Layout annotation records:
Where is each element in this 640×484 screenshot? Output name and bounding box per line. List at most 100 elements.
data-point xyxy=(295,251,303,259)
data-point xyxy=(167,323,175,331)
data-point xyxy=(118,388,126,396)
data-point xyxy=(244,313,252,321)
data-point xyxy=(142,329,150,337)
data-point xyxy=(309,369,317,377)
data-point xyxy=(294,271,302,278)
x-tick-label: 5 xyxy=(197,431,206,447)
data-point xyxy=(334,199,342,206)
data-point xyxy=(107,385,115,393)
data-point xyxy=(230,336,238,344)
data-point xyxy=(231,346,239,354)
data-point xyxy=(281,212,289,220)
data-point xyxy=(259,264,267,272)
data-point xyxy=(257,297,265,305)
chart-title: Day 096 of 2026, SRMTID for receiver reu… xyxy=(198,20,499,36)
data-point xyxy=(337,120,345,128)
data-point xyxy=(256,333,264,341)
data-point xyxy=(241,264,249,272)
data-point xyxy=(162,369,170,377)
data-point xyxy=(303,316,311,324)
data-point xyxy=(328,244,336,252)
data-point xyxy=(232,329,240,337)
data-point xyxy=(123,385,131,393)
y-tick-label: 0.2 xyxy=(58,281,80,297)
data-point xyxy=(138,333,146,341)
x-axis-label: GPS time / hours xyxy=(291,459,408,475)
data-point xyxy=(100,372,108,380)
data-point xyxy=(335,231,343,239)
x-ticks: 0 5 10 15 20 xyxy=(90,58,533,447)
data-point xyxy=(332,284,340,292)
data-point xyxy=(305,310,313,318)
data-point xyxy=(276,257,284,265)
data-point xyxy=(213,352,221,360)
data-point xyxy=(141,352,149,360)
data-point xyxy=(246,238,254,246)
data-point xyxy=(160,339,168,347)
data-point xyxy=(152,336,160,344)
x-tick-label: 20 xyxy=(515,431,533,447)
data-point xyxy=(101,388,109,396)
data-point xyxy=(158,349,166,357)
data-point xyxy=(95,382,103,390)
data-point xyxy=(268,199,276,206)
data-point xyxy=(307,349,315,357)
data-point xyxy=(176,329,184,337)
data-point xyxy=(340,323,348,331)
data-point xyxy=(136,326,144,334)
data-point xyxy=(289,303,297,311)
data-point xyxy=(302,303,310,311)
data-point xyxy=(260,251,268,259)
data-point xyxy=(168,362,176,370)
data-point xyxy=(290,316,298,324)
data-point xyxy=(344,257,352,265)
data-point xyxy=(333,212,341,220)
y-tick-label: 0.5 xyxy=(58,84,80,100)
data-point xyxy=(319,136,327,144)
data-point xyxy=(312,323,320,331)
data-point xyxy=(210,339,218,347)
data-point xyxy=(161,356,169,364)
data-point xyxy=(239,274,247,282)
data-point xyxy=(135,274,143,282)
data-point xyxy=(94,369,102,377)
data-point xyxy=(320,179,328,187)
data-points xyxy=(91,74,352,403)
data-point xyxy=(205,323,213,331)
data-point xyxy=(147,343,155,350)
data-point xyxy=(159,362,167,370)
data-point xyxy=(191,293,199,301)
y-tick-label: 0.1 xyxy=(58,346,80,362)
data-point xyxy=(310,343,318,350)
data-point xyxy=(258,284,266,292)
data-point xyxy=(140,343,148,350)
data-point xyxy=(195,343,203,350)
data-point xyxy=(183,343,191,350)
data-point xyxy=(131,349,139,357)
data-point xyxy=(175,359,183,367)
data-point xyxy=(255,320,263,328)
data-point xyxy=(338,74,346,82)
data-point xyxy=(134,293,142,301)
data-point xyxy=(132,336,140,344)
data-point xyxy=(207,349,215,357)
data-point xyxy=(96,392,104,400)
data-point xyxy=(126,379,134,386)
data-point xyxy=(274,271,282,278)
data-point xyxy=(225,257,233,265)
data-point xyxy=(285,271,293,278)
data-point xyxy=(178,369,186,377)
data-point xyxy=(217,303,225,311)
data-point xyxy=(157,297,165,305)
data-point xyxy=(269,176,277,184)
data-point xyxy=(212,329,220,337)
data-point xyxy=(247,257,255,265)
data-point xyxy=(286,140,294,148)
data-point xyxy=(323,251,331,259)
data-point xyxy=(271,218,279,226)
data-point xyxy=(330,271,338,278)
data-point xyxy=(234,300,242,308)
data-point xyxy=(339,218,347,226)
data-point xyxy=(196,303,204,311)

▶ [Task to carry out] Rewrite the data from its first line through the line holding "data-point xyxy=(231,346,239,354)", both included, changing "data-point" to "marker" and leaving everything else untouched.

▶ [Correct output]
Where is each element in this 640×484 screenshot? Output name and bounding box per line. List at most 100 elements.
marker xyxy=(295,251,303,259)
marker xyxy=(167,323,175,331)
marker xyxy=(118,388,126,396)
marker xyxy=(244,313,252,321)
marker xyxy=(142,329,150,337)
marker xyxy=(309,369,317,377)
marker xyxy=(294,271,302,278)
x-tick-label: 5 xyxy=(197,431,206,447)
marker xyxy=(334,199,342,206)
marker xyxy=(107,385,115,393)
marker xyxy=(230,336,238,344)
marker xyxy=(231,346,239,354)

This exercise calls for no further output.